◆ DIRECTIONS:
Leaving the pictures aside, transcribe every line below exactly.

───── DATASET EXCERPTS ─────

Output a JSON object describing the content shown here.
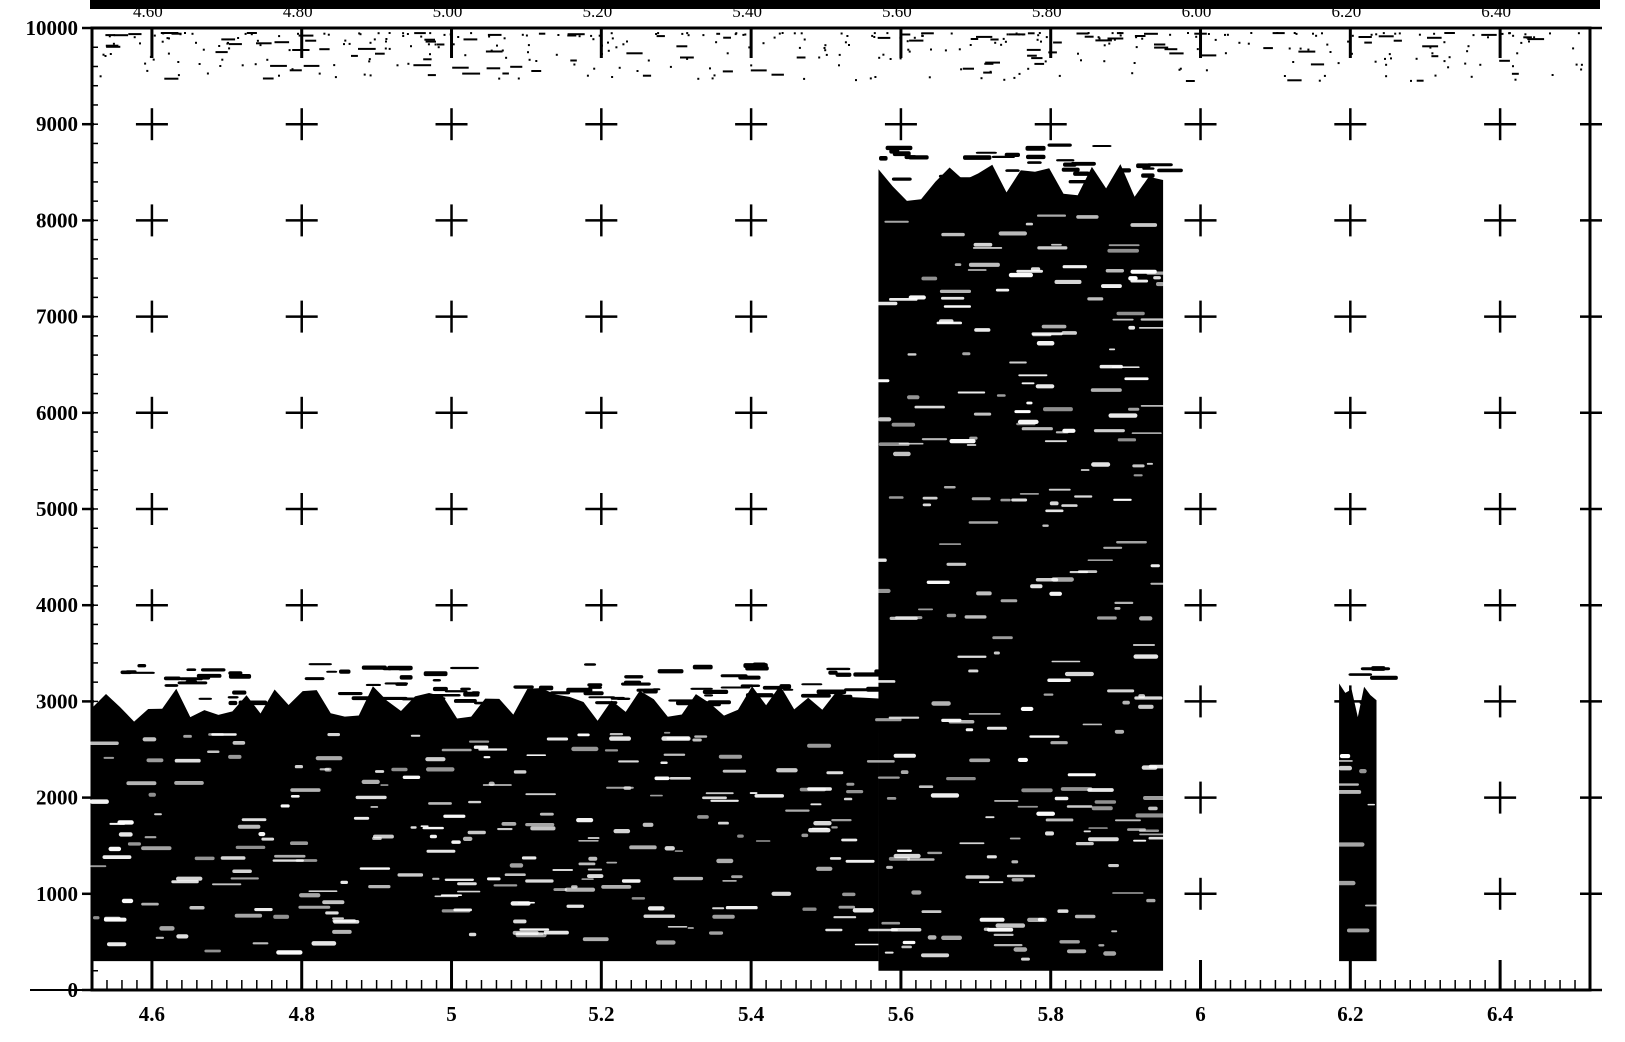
{
  "chart_data": {
    "type": "heatmap",
    "title": "",
    "xlabel": "",
    "ylabel": "",
    "xlim": [
      4.52,
      6.52
    ],
    "ylim": [
      0,
      10000
    ],
    "grid": "cross-markers",
    "legend": "none",
    "x_ticks": [
      "4.6",
      "4.8",
      "5",
      "5.2",
      "5.4",
      "5.6",
      "5.8",
      "6",
      "6.2",
      "6.4"
    ],
    "x_tick_values": [
      4.6,
      4.8,
      5.0,
      5.2,
      5.4,
      5.6,
      5.8,
      6.0,
      6.2,
      6.4
    ],
    "y_ticks": [
      "0",
      "1000",
      "2000",
      "3000",
      "4000",
      "5000",
      "6000",
      "7000",
      "8000",
      "9000",
      "10000"
    ],
    "y_tick_values": [
      0,
      1000,
      2000,
      3000,
      4000,
      5000,
      6000,
      7000,
      8000,
      9000,
      10000
    ],
    "top_axis_ticks": [
      "4.60",
      "4.80",
      "5.00",
      "5.20",
      "5.40",
      "5.60",
      "5.80",
      "6.00",
      "6.20",
      "6.40"
    ],
    "regions": [
      {
        "x_start": 4.52,
        "x_end": 5.57,
        "y_bottom": 300,
        "y_top": 3100
      },
      {
        "x_start": 5.57,
        "x_end": 5.95,
        "y_bottom": 200,
        "y_top": 8500
      },
      {
        "x_start": 6.185,
        "x_end": 6.235,
        "y_bottom": 300,
        "y_top": 3100
      }
    ],
    "colors": {
      "ink": "#000000",
      "background": "#ffffff"
    }
  }
}
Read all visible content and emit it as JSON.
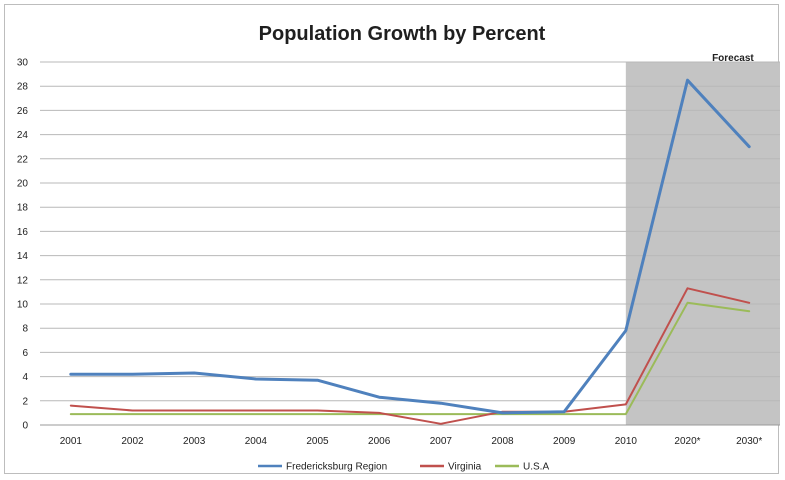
{
  "chart_data": {
    "type": "line",
    "title": "Population Growth by Percent",
    "xlabel": "",
    "ylabel": "",
    "categories": [
      "2001",
      "2002",
      "2003",
      "2004",
      "2005",
      "2006",
      "2007",
      "2008",
      "2009",
      "2010",
      "2020*",
      "2030*"
    ],
    "y_ticks": [
      "0",
      "2",
      "4",
      "6",
      "8",
      "10",
      "12",
      "14",
      "16",
      "18",
      "20",
      "22",
      "24",
      "26",
      "28",
      "30"
    ],
    "ylim": [
      0,
      30
    ],
    "grid": true,
    "legend_position": "bottom",
    "forecast": {
      "label": "Forecast",
      "from_category": "2010",
      "to_category": "2030*",
      "color": "#c4c4c4"
    },
    "series": [
      {
        "name": "Fredericksburg Region",
        "color": "#4f81bd",
        "values": [
          4.2,
          4.2,
          4.3,
          3.8,
          3.7,
          2.3,
          1.8,
          1.0,
          1.1,
          7.8,
          28.5,
          23.0
        ]
      },
      {
        "name": "Virginia",
        "color": "#c0504d",
        "values": [
          1.6,
          1.2,
          1.2,
          1.2,
          1.2,
          1.0,
          0.1,
          1.1,
          1.1,
          1.7,
          11.3,
          10.1
        ]
      },
      {
        "name": "U.S.A",
        "color": "#9bbb59",
        "values": [
          0.9,
          0.9,
          0.9,
          0.9,
          0.9,
          0.9,
          0.9,
          0.9,
          0.9,
          0.9,
          10.1,
          9.4
        ]
      }
    ]
  }
}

─────

◆ CORRECT RESPONSE:
Output a JSON object describing the content shown here.
{
  "chart_data": {
    "type": "heatmap",
    "title": "",
    "xlabel": "",
    "ylabel": "",
    "xlim": [
      4.52,
      6.52
    ],
    "ylim": [
      0,
      10000
    ],
    "grid": "cross-markers",
    "legend": "none",
    "x_ticks": [
      "4.6",
      "4.8",
      "5",
      "5.2",
      "5.4",
      "5.6",
      "5.8",
      "6",
      "6.2",
      "6.4"
    ],
    "x_tick_values": [
      4.6,
      4.8,
      5.0,
      5.2,
      5.4,
      5.6,
      5.8,
      6.0,
      6.2,
      6.4
    ],
    "y_ticks": [
      "0",
      "1000",
      "2000",
      "3000",
      "4000",
      "5000",
      "6000",
      "7000",
      "8000",
      "9000",
      "10000"
    ],
    "y_tick_values": [
      0,
      1000,
      2000,
      3000,
      4000,
      5000,
      6000,
      7000,
      8000,
      9000,
      10000
    ],
    "top_axis_ticks": [
      "4.60",
      "4.80",
      "5.00",
      "5.20",
      "5.40",
      "5.60",
      "5.80",
      "6.00",
      "6.20",
      "6.40"
    ],
    "regions": [
      {
        "x_start": 4.52,
        "x_end": 5.57,
        "y_bottom": 300,
        "y_top": 3100
      },
      {
        "x_start": 5.57,
        "x_end": 5.95,
        "y_bottom": 200,
        "y_top": 8500
      },
      {
        "x_start": 6.185,
        "x_end": 6.235,
        "y_bottom": 300,
        "y_top": 3100
      }
    ],
    "colors": {
      "ink": "#000000",
      "background": "#ffffff"
    }
  }
}
Read all visible content and emit it as JSON.
{
  "chart_data": {
    "type": "line",
    "title": "Population Growth by Percent",
    "xlabel": "",
    "ylabel": "",
    "categories": [
      "2001",
      "2002",
      "2003",
      "2004",
      "2005",
      "2006",
      "2007",
      "2008",
      "2009",
      "2010",
      "2020*",
      "2030*"
    ],
    "y_ticks": [
      "0",
      "2",
      "4",
      "6",
      "8",
      "10",
      "12",
      "14",
      "16",
      "18",
      "20",
      "22",
      "24",
      "26",
      "28",
      "30"
    ],
    "ylim": [
      0,
      30
    ],
    "grid": true,
    "legend_position": "bottom",
    "forecast": {
      "label": "Forecast",
      "from_category": "2010",
      "to_category": "2030*",
      "color": "#c4c4c4"
    },
    "series": [
      {
        "name": "Fredericksburg Region",
        "color": "#4f81bd",
        "values": [
          4.2,
          4.2,
          4.3,
          3.8,
          3.7,
          2.3,
          1.8,
          1.0,
          1.1,
          7.8,
          28.5,
          23.0
        ]
      },
      {
        "name": "Virginia",
        "color": "#c0504d",
        "values": [
          1.6,
          1.2,
          1.2,
          1.2,
          1.2,
          1.0,
          0.1,
          1.1,
          1.1,
          1.7,
          11.3,
          10.1
        ]
      },
      {
        "name": "U.S.A",
        "color": "#9bbb59",
        "values": [
          0.9,
          0.9,
          0.9,
          0.9,
          0.9,
          0.9,
          0.9,
          0.9,
          0.9,
          0.9,
          10.1,
          9.4
        ]
      }
    ]
  }
}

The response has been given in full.